:: Data for this exercise ::

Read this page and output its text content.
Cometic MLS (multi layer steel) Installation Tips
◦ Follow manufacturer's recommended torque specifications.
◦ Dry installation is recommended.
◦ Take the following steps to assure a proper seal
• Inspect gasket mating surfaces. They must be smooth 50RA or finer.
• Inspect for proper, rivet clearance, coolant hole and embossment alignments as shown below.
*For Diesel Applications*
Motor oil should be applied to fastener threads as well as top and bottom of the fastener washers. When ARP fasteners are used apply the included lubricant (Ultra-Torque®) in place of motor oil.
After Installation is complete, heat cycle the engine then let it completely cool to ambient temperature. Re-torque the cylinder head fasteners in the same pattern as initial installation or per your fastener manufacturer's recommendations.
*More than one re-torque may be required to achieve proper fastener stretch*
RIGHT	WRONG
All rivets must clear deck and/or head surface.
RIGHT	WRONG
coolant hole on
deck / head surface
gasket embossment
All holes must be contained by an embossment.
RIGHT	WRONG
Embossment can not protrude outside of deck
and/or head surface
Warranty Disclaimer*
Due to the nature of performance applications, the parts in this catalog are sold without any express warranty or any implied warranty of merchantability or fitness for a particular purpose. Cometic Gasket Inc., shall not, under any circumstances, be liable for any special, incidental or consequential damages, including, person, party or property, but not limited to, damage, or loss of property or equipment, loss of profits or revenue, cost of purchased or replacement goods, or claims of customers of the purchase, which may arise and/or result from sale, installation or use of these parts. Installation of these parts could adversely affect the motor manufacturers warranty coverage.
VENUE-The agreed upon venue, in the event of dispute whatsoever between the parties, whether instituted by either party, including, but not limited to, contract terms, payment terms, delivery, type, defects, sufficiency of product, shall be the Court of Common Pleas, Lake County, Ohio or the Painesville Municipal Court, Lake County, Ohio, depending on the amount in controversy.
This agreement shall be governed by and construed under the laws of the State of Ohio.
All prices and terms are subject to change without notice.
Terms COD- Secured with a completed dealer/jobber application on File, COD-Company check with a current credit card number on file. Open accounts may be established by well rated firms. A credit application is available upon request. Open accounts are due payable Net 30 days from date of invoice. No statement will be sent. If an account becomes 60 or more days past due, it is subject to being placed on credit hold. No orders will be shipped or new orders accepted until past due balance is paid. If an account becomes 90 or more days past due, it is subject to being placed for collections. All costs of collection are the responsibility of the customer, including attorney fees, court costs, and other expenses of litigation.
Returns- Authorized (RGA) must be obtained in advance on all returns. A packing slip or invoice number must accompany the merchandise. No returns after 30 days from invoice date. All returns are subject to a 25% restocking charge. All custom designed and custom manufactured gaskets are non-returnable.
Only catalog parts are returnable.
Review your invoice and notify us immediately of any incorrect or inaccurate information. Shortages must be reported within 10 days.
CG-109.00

:: Aim of the task ::
Please output the entries above, every line exactly as it reads.

:: Answer below ::
Read this page and output its text content.
Cometic MLS (multi layer steel) Installation Tips
◦ Follow manufacturer's recommended torque specifications.
◦ Dry installation is recommended.
◦ Take the following steps to assure a proper seal
• Inspect gasket mating surfaces. They must be smooth 50RA or finer.
• Inspect for proper, rivet clearance, coolant hole and embossment alignments as shown below.
*For Diesel Applications*
Motor oil should be applied to fastener threads as well as top and bottom of the fastener washers. When ARP fasteners are used apply the included lubricant (Ultra-Torque®) in place of motor oil.
After Installation is complete, heat cycle the engine then let it completely cool to ambient temperature. Re-torque the cylinder head fasteners in the same pattern as initial installation or per your fastener manufacturer's recommendations.
*More than one re-torque may be required to achieve proper fastener stretch*
RIGHT	WRONG
All rivets must clear deck and/or head surface.
RIGHT	WRONG
coolant hole on
deck / head surface
gasket embossment
All holes must be contained by an embossment.
RIGHT	WRONG
Embossment can not protrude outside of deck
and/or head surface
Warranty Disclaimer*
Due to the nature of performance applications, the parts in this catalog are sold without any express warranty or any implied warranty of merchantability or fitness for a particular purpose. Cometic Gasket Inc., shall not, under any circumstances, be liable for any special, incidental or consequential damages, including, person, party or property, but not limited to, damage, or loss of property or equipment, loss of profits or revenue, cost of purchased or replacement goods, or claims of customers of the purchase, which may arise and/or result from sale, installation or use of these parts. Installation of these parts could adversely affect the motor manufacturers warranty coverage.
VENUE-The agreed upon venue, in the event of dispute whatsoever between the parties, whether instituted by either party, including, but not limited to, contract terms, payment terms, delivery, type, defects, sufficiency of product, shall be the Court of Common Pleas, Lake County, Ohio or the Painesville Municipal Court, Lake County, Ohio, depending on the amount in controversy.
This agreement shall be governed by and construed under the laws of the State of Ohio.
All prices and terms are subject to change without notice.
Terms COD- Secured with a completed dealer/jobber application on File, COD-Company check with a current credit card number on file. Open accounts may be established by well rated firms. A credit application is available upon request. Open accounts are due payable Net 30 days from date of invoice. No statement will be sent. If an account becomes 60 or more days past due, it is subject to being placed on credit hold. No orders will be shipped or new orders accepted until past due balance is paid. If an account becomes 90 or more days past due, it is subject to being placed for collections. All costs of collection are the responsibility of the customer, including attorney fees, court costs, and other expenses of litigation.
Returns- Authorized (RGA) must be obtained in advance on all returns. A packing slip or invoice number must accompany the merchandise. No returns after 30 days from invoice date. All returns are subject to a 25% restocking charge. All custom designed and custom manufactured gaskets are non-returnable.
Only catalog parts are returnable.
Review your invoice and notify us immediately of any incorrect or inaccurate information. Shortages must be reported within 10 days.
CG-109.00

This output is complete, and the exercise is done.